> PROBLEM: In the material below, count the lines with the word "marker" and state that number only.

MATERIAL TO PROCESS start

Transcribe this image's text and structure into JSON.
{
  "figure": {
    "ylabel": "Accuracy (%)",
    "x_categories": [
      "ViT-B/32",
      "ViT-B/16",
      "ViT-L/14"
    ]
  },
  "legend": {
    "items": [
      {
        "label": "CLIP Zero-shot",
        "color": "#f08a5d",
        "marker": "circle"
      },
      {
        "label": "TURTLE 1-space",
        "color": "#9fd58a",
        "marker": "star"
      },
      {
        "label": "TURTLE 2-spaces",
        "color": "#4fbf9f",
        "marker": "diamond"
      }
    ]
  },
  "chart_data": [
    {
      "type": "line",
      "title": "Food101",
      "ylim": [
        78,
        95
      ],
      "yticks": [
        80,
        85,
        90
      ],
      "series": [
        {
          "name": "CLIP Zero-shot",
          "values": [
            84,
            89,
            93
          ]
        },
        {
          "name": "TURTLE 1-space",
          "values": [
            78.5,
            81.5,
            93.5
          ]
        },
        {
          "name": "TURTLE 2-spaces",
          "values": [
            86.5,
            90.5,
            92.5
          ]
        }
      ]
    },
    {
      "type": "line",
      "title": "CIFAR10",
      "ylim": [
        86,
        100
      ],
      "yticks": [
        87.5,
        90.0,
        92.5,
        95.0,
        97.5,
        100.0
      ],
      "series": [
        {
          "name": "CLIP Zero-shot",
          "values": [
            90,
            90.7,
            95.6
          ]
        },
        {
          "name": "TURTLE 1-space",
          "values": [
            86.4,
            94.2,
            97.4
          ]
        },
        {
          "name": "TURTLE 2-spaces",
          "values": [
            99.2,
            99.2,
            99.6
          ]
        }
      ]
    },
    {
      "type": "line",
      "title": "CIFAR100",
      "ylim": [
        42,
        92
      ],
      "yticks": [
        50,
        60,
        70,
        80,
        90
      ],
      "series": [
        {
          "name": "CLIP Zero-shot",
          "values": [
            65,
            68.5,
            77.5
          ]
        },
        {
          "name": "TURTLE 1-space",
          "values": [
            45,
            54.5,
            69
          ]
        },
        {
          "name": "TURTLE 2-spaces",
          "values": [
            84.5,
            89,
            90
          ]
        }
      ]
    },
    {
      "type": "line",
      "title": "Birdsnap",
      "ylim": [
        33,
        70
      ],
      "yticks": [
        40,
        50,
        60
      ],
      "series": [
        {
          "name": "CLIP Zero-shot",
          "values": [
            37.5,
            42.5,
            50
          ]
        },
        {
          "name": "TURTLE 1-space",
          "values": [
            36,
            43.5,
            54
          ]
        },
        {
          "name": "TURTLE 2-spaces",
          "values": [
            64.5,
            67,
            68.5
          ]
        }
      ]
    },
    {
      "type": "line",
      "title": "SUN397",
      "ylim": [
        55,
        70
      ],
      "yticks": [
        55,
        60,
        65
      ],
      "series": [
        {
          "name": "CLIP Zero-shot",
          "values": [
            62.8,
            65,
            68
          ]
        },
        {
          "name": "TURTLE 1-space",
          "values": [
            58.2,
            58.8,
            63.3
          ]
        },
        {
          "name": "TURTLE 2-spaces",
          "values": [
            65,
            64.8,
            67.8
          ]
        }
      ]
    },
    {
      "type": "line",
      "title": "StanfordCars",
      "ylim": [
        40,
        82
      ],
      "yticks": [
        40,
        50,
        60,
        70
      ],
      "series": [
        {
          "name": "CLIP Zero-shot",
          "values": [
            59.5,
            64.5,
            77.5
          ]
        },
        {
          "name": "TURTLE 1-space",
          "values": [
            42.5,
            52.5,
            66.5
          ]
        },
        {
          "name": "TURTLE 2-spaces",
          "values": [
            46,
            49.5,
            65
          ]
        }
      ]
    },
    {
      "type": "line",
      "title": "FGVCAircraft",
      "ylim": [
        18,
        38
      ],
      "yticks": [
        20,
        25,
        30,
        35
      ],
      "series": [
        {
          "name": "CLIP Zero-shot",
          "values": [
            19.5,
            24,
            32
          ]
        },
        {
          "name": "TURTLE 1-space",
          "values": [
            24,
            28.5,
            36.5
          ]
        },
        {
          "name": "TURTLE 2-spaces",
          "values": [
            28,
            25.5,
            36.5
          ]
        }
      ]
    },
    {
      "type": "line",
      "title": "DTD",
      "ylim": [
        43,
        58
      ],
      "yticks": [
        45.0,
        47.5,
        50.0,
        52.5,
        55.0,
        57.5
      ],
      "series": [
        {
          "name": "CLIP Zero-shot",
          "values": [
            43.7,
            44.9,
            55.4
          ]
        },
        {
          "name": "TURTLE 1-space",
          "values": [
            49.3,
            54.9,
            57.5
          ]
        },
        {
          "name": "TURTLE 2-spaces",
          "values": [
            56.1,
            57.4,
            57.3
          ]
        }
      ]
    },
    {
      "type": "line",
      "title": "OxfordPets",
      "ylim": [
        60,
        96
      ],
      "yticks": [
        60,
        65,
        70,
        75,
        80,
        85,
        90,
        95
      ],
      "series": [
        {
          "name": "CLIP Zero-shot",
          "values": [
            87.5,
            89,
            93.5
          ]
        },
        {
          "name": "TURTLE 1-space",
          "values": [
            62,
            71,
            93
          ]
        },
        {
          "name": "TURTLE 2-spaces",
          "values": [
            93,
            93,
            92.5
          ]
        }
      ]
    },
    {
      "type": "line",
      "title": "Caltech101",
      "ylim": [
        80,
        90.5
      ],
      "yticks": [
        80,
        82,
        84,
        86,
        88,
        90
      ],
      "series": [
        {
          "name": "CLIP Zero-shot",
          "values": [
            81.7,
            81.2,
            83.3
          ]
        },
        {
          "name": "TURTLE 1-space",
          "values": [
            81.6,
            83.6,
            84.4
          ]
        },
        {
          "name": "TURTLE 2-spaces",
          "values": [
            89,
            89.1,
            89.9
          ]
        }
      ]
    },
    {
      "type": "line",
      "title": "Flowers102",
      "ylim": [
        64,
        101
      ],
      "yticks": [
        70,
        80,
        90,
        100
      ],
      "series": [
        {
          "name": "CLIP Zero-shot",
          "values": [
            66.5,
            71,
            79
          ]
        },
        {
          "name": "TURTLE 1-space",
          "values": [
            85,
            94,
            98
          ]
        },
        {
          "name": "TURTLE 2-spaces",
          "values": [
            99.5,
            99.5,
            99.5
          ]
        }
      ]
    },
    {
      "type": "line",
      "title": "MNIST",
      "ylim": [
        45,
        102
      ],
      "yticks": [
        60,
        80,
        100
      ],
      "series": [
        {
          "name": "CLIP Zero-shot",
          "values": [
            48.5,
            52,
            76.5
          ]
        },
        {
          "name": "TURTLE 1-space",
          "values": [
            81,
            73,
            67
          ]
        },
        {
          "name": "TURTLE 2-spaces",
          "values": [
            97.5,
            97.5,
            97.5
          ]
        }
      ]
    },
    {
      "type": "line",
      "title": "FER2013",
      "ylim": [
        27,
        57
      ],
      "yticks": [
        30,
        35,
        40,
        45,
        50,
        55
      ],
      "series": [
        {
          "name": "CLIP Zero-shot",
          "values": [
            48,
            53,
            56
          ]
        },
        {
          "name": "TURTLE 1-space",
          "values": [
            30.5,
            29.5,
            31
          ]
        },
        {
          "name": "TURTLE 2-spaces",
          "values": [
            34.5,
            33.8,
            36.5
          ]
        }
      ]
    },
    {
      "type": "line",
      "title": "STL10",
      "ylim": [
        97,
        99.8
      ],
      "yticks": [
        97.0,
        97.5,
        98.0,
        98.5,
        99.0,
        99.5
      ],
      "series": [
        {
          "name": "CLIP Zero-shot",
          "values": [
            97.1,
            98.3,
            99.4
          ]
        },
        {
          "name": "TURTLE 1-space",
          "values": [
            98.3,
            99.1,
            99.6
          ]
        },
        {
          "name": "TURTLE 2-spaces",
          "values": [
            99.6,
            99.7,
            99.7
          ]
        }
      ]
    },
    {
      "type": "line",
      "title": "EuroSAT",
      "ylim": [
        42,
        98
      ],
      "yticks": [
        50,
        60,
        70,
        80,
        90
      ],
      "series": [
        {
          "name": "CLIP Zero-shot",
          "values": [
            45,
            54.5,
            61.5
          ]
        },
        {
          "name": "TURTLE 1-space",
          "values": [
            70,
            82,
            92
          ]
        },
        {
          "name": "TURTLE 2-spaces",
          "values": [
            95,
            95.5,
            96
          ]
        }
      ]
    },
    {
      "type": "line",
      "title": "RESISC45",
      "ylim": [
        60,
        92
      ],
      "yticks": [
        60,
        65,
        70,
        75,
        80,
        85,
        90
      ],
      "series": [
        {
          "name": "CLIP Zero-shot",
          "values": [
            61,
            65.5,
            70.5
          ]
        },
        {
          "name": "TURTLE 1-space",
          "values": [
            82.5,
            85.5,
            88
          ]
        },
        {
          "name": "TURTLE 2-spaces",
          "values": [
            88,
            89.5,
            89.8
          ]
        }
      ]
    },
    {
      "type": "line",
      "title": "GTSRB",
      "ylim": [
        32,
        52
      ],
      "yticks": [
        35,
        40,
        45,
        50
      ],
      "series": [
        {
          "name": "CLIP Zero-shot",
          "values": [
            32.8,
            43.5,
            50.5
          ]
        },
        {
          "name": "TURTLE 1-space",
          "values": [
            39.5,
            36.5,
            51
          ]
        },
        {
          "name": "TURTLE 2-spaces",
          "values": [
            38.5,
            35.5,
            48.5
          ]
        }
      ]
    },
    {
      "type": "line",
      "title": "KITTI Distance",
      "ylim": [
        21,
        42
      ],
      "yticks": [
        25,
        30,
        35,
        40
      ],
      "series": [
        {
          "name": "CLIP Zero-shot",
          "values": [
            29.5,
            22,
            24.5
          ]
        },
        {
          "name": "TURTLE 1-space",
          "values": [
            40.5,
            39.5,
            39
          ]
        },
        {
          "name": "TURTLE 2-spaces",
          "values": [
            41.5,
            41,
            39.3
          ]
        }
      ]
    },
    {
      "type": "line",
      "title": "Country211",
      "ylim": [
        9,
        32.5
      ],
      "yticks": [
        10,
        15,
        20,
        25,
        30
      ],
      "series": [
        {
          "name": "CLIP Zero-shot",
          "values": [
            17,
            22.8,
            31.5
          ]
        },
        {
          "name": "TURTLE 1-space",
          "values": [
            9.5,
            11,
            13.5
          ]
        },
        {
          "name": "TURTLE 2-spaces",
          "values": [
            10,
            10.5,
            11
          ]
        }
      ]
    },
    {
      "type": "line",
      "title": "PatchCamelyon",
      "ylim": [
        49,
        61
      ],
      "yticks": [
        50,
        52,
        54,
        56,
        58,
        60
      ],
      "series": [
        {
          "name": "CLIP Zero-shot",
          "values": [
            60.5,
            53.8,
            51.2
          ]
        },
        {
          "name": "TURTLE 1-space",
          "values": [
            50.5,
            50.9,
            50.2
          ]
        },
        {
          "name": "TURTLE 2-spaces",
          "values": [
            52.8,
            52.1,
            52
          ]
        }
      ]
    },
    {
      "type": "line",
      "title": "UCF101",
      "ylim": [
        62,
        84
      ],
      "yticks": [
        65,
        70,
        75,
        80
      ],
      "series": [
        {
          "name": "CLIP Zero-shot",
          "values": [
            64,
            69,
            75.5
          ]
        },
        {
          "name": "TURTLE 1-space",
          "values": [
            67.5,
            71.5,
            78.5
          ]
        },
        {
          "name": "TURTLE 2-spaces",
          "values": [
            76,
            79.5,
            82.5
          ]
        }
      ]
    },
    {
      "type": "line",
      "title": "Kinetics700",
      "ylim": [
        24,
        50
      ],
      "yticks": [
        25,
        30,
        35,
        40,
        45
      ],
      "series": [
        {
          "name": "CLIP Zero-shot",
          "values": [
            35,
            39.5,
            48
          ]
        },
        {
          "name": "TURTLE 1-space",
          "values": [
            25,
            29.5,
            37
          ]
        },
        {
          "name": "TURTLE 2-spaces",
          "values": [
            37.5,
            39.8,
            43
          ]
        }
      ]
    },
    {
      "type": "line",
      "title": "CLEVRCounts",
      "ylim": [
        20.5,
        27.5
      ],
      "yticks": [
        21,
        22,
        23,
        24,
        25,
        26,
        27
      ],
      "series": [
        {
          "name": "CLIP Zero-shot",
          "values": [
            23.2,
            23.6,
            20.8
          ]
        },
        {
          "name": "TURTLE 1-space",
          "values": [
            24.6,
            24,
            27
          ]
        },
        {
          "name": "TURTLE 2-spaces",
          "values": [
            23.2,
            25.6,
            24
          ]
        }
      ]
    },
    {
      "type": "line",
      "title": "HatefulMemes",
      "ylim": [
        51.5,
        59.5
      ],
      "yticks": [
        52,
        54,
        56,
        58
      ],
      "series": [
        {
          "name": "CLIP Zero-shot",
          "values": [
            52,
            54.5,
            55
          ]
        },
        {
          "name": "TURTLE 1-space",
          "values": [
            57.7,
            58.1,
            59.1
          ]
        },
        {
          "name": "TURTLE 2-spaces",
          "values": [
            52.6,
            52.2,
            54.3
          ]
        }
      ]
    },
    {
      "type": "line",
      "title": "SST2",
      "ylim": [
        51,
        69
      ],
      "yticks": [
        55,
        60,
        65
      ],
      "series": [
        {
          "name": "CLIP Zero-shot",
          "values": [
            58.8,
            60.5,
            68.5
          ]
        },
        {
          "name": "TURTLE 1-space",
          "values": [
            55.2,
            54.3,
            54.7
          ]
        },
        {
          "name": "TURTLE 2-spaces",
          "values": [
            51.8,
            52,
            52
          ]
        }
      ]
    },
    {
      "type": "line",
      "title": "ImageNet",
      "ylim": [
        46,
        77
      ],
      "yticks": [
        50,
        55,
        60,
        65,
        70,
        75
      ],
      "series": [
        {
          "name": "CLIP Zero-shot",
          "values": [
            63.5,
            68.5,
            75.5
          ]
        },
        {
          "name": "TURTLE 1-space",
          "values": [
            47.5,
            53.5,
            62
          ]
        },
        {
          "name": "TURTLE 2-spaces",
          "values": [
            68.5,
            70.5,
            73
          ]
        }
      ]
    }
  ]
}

MATERIAL TO PROCESS end

> ANSWER FOR THIS EXERCISE: 3